─── Material provided ───

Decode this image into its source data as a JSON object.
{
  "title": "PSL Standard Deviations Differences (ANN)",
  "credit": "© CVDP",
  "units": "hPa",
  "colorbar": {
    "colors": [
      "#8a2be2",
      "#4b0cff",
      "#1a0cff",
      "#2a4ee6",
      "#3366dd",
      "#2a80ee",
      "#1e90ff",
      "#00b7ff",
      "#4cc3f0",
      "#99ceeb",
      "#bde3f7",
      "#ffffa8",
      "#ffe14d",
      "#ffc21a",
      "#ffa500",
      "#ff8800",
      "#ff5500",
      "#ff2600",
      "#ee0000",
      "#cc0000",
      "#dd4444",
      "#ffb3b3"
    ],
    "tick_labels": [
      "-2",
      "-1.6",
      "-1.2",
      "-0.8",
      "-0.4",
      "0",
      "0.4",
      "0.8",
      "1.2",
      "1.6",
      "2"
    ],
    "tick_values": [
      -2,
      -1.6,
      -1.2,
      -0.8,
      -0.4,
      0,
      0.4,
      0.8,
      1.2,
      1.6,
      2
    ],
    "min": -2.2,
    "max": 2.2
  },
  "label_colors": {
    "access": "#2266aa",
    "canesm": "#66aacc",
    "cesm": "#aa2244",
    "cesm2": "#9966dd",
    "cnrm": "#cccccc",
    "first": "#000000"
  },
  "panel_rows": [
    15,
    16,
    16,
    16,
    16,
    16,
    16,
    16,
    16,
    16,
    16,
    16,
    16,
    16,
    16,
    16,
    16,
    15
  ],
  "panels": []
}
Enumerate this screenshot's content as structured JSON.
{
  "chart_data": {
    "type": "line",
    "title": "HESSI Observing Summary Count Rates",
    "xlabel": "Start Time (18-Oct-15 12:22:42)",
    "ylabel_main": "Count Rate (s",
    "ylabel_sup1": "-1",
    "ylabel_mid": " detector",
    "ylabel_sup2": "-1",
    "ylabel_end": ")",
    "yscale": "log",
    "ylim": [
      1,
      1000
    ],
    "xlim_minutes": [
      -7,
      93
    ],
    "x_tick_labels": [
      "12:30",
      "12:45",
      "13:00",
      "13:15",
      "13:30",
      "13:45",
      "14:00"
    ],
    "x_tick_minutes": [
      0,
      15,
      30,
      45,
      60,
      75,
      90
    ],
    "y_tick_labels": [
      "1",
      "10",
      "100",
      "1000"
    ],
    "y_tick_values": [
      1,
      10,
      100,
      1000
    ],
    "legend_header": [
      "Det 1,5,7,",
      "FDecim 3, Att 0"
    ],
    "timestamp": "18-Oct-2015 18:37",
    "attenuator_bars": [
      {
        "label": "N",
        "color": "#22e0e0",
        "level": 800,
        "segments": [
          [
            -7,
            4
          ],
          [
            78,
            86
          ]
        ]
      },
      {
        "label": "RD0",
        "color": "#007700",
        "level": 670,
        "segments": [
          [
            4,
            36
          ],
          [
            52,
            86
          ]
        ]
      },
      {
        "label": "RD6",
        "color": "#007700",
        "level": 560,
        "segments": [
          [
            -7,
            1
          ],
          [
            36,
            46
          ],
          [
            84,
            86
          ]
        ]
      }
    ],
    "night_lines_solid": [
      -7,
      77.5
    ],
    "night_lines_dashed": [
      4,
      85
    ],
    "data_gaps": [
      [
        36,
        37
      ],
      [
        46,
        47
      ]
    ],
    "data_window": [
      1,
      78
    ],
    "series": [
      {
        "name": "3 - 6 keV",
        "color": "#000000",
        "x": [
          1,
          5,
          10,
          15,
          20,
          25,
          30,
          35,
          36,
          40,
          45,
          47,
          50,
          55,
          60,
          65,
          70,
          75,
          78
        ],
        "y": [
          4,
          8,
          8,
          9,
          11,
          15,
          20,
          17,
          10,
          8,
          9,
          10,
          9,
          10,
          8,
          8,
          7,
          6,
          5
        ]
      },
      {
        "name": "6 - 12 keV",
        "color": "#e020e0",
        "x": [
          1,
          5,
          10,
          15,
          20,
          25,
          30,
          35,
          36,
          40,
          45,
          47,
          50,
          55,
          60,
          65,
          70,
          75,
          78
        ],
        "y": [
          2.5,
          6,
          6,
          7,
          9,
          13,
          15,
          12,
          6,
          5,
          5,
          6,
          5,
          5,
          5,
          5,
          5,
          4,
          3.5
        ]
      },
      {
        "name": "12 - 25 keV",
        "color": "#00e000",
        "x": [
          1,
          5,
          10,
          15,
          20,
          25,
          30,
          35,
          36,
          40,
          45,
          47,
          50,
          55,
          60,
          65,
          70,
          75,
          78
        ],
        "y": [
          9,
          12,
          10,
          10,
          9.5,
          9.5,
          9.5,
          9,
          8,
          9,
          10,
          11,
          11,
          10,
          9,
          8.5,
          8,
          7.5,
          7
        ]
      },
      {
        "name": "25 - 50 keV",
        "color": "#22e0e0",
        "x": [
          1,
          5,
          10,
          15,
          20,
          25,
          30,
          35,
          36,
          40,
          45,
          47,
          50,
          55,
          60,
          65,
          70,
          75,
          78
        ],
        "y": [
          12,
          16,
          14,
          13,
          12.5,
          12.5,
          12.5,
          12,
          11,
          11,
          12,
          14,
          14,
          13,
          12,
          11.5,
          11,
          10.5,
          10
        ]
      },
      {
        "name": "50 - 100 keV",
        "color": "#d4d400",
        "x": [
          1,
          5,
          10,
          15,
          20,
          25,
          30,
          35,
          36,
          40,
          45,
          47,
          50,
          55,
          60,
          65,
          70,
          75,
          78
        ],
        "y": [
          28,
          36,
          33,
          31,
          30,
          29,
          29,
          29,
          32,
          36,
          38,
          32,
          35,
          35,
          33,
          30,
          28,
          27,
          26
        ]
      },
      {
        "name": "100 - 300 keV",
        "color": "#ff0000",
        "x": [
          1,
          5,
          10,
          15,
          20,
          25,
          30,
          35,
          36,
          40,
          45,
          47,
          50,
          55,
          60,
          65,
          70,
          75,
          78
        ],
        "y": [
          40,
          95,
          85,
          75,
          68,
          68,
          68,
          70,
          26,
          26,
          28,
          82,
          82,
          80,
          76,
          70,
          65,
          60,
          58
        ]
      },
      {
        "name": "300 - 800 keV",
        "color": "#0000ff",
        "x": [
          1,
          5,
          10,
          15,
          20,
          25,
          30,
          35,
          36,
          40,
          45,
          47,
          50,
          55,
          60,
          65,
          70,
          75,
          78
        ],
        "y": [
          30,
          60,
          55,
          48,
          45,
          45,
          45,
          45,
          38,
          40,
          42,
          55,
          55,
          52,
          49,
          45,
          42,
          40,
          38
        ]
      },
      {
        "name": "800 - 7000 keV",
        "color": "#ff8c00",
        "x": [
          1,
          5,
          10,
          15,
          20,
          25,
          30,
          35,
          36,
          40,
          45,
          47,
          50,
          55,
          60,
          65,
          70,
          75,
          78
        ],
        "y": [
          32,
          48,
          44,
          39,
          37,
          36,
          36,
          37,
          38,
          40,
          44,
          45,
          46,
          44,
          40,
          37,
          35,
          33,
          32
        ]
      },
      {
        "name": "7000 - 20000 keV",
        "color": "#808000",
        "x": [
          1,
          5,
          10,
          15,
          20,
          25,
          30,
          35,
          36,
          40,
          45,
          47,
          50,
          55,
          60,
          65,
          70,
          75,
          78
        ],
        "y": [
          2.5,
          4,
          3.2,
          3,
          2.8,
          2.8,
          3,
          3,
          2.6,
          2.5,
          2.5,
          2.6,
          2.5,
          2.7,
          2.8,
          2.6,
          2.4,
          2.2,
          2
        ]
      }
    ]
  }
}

───

Exercise instructions: Pick out all lines containing the string "title".

Answer:
  "title": "PSL Standard Deviations Differences (ANN)",
    "title": "HESSI Observing Summary Count Rates",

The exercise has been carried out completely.